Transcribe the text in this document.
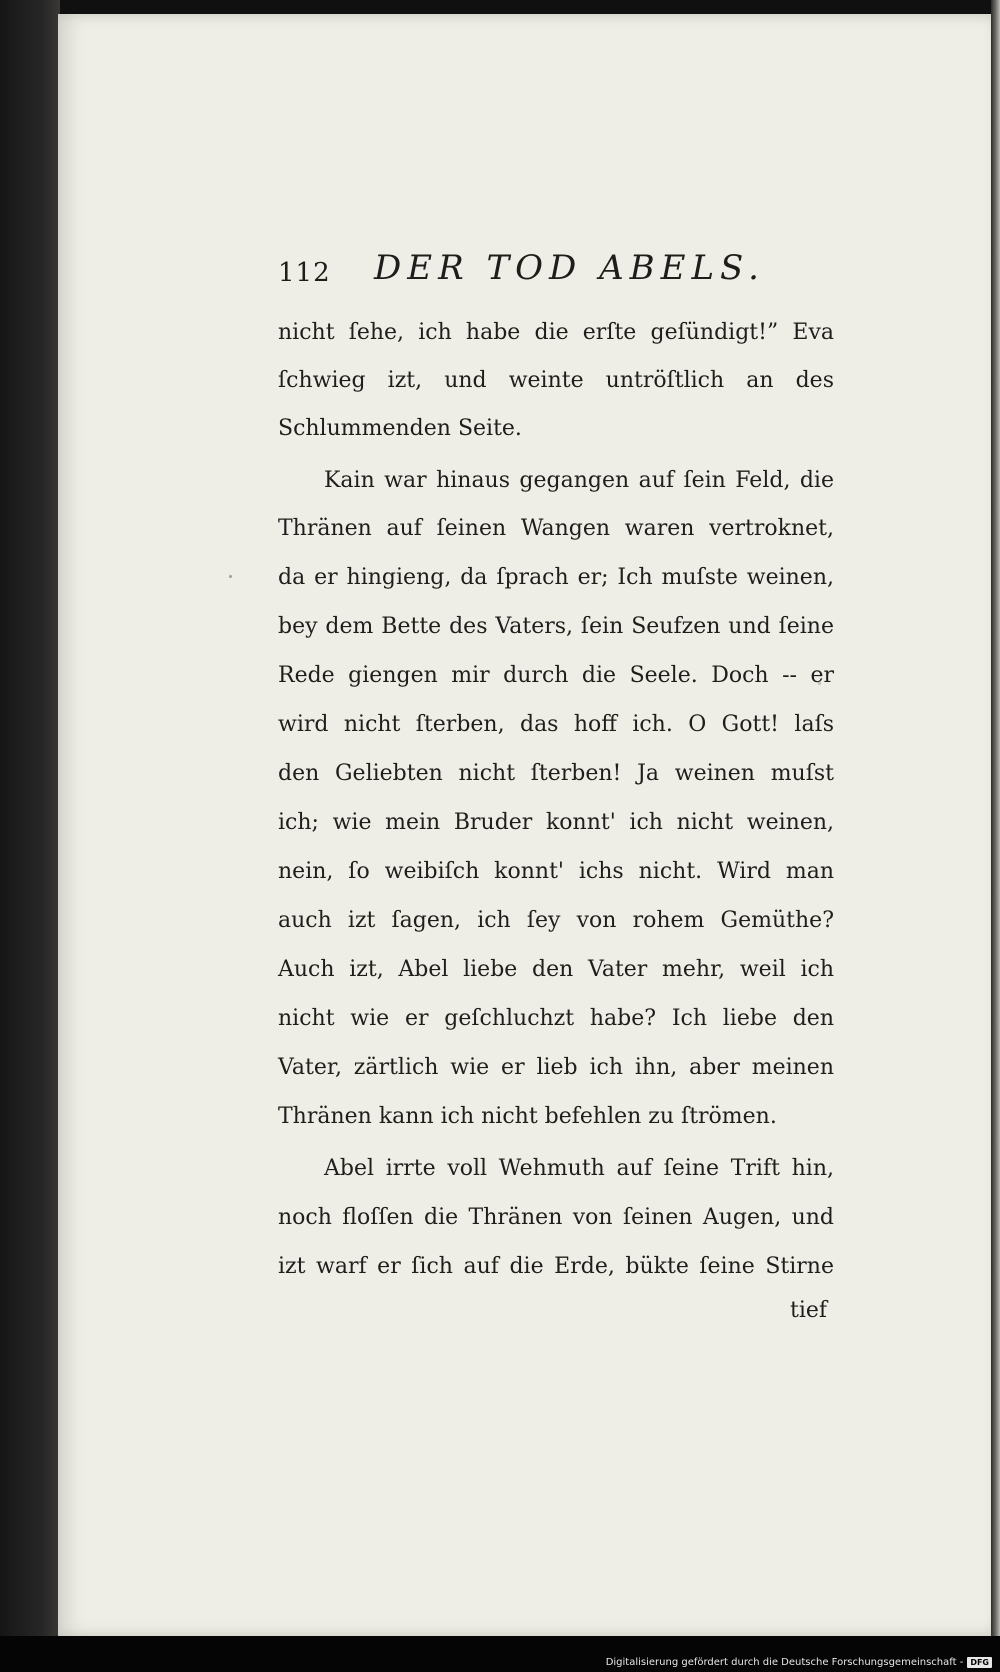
112 DER TOD ABELS.
nicht ſehe, ich habe die erſte geſündigt!” Eva
ſchwieg izt, und weinte untröſtlich an des
Schlummenden Seite.
Kain war hinaus gegangen auf ſein Feld, die
Thränen auf ſeinen Wangen waren vertroknet,
da er hingieng, da ſprach er; Ich muſste weinen,
bey dem Bette des Vaters, ſein Seufzen und ſeine
Rede giengen mir durch die Seele. Doch -- er
wird nicht ſterben, das hoff ich. O Gott! laſs
den Geliebten nicht ſterben! Ja weinen muſst
ich; wie mein Bruder konnt' ich nicht weinen,
nein, ſo weibiſch konnt' ichs nicht. Wird man
auch izt ſagen, ich ſey von rohem Gemüthe?
Auch izt, Abel liebe den Vater mehr, weil ich
nicht wie er geſchluchzt habe? Ich liebe den
Vater, zärtlich wie er lieb ich ihn, aber meinen
Thränen kann ich nicht befehlen zu ſtrömen.
Abel irrte voll Wehmuth auf ſeine Trift hin,
noch floſſen die Thränen von ſeinen Augen, und
izt warf er ſich auf die Erde, bükte ſeine Stirne
tief
Digitalisierung gefördert durch die Deutsche Forschungsgemeinschaft - DFG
----
Each line of the data is to be duplicated exactly; pictures stay out of the copy.

Correct answer ::
Transcribe the text in this document.
112 DER TOD ABELS.
nicht ſehe, ich habe die erſte geſündigt!” Eva
ſchwieg izt, und weinte untröſtlich an des
Schlummenden Seite.
Kain war hinaus gegangen auf ſein Feld, die
Thränen auf ſeinen Wangen waren vertroknet,
da er hingieng, da ſprach er; Ich muſste weinen,
bey dem Bette des Vaters, ſein Seufzen und ſeine
Rede giengen mir durch die Seele. Doch -- er
wird nicht ſterben, das hoff ich. O Gott! laſs
den Geliebten nicht ſterben! Ja weinen muſst
ich; wie mein Bruder konnt' ich nicht weinen,
nein, ſo weibiſch konnt' ichs nicht. Wird man
auch izt ſagen, ich ſey von rohem Gemüthe?
Auch izt, Abel liebe den Vater mehr, weil ich
nicht wie er geſchluchzt habe? Ich liebe den
Vater, zärtlich wie er lieb ich ihn, aber meinen
Thränen kann ich nicht befehlen zu ſtrömen.
Abel irrte voll Wehmuth auf ſeine Trift hin,
noch floſſen die Thränen von ſeinen Augen, und
izt warf er ſich auf die Erde, bükte ſeine Stirne
tief
Digitalisierung gefördert durch die Deutsche Forschungsgemeinschaft - DFG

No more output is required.